#### EXERCISE PASSAGE:
The most common mistake in go-to-market planning is starting with the technology question: which tools should we use? Which platform should we build on?
That is the wrong starting point.
The right starting point is the market itself.
Russell used a straightforward analogy that resonated with a room of senior founders in London. A Scottish strawberry farm assumes it will sell locally. Basic market research reveals the same product sells for five times the price in London, even after transport costs. The opportunity was always there. It just required someone to ask the right question of the right person before making assumptions.
The same logic applies to professional services firms, technology businesses, and finance organisations thinking about entering a new market or launching a new service. The insight comes before the execution. The conversation comes before the campaign.
Talking to people who are already in the market, asking for honest feedback, and testing assumptions before committing budget is not a step businesses can shortcut. It is where the real go-to-market strategy lives.
What does human-led sales mean in a world of AI and automation?
AI and automation are genuinely useful when applied to the right problems. They reduce friction, save time, and allow teams to focus on higher-value work.
But they cannot replace the thing that actually builds trust between a business and its clients: human judgement, genuine interest, and the kind of conversation that leaves someone clearer than when they started.
According to Forrester research, 89% of B2B buyers now use generative AI as a central source during their buying process. They are asking questions, researching options, and forming opinions before they ever speak to a sales team.
That makes the quality of your content, and the clarity of the answers it provides, more important than ever. But it does not change the fundamental truth that relationships, referrals, and trust still determine most B2B buying decisions.
Human-led does not mean technology-free. It means that technology is applied in service of human judgement — not in place of it.
AutomateNow: Clarity First, Growth Next
AutomateNow is a clarity-first growth consultancy helping established B2B organisations across professional services, technology, media, and finance align their people, processes, and systems for predictable, scalable growth.
We work with CEOs, founders, managing directors, and senior revenue leaders who know the business is capable of more — and want a clear path to get there.

[Dataset items]

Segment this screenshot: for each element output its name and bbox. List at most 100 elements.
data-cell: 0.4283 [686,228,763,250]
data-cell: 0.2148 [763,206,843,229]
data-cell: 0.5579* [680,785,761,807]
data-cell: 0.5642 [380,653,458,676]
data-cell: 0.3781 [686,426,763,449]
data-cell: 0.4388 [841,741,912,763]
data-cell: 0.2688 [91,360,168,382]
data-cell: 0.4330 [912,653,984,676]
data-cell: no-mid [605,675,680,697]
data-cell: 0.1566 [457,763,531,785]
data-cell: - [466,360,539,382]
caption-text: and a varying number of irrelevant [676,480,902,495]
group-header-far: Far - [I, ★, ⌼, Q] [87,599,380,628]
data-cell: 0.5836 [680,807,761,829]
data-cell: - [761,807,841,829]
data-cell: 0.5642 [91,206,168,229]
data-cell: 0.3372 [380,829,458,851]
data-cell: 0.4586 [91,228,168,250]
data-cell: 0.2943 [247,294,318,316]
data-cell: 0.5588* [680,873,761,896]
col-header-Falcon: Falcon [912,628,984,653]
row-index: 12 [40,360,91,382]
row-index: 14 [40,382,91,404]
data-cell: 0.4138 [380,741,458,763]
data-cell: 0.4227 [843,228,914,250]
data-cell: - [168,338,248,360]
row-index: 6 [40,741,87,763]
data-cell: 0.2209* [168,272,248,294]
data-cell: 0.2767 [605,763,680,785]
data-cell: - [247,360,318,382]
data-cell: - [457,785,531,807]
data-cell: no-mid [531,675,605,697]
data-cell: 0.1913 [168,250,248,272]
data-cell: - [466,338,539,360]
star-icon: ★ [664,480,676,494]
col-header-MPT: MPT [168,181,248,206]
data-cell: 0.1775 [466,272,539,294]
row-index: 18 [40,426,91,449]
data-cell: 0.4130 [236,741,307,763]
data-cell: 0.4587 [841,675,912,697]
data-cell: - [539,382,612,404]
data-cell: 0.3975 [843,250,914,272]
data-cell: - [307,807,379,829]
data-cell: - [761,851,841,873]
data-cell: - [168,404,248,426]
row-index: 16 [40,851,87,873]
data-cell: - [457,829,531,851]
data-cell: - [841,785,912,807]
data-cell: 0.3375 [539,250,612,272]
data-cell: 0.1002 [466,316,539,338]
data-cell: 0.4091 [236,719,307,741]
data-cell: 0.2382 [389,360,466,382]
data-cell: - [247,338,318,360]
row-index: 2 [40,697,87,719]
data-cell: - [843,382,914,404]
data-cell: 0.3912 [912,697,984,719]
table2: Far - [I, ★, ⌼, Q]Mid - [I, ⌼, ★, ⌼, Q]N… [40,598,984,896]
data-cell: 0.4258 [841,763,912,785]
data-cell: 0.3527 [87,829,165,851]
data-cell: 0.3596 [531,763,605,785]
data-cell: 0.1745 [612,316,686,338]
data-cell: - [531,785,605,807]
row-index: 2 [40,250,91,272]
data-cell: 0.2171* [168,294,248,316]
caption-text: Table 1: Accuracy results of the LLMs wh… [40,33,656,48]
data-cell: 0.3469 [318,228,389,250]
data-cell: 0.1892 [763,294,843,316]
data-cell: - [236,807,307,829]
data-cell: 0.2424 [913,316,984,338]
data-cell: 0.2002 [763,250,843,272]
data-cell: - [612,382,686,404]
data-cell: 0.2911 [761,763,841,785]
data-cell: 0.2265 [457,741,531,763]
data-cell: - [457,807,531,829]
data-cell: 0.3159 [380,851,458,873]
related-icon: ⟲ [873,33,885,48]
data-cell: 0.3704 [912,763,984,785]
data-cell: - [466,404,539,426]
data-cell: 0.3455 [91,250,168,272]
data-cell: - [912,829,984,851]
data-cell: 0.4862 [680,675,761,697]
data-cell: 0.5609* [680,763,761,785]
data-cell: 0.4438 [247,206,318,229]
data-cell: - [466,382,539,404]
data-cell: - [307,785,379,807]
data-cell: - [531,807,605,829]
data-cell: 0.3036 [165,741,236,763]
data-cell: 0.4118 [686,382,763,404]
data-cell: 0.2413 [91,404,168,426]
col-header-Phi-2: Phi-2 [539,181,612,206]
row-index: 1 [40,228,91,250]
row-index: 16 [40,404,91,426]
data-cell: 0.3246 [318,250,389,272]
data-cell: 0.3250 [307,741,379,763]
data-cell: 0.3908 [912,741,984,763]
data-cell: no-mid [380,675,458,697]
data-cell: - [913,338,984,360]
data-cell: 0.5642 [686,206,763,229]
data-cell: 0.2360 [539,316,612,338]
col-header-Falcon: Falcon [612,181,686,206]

#### ACTIVITY:
Please carry on the go-to-market passage at the top of the page, starting right after its final sentence.

#### OUTPUT BELOW:
We do not start with technology. We start with what is actually happening: where growth is coming from, what is getting in the way, and what needs to change for results to become consistent.
If that sounds relevant to where your business is right now, visit automatenow.uk or listen to the H2H Podcast for more.
Frequently Asked Questions
Why is my business growing slowly despite having a full team? Slow growth despite high activity is almost always a sign of misalignment — between teams, between data and reality, or between strategy and execution. The fix begins with clarity, not more tools or more effort.
What is the first step to improving sales performance? Start with an honest audit of your existing customers and pipeline. Identify where your best results are actually coming from. Most organisations discover the answer sits much closer to home than their current activity suggests.
How do I get my team to adopt HubSpot properly? Adoption problems are rarely technical. They indicate that the platform was configured before the underlying process was clear. Define the process first. Build the system around it. Adoption follows when the tool reflects how people actually work.
What is a clarity problem in business? A clarity problem is when leaders cannot clearly see what is driving growth, what is blocking it, and where to focus next. It causes slow decisions, fragmented execution, and inconsistent results — regardless of how capable the team is.
How do human relationships still matter in B2B sales? Most B2B buying decisions trace back to existing relationships and trusted referrals. Automation can amplify outreach, but it cannot create the trust that drives a decision. Starting with your existing network and asking better questions remains the most reliable route to new business.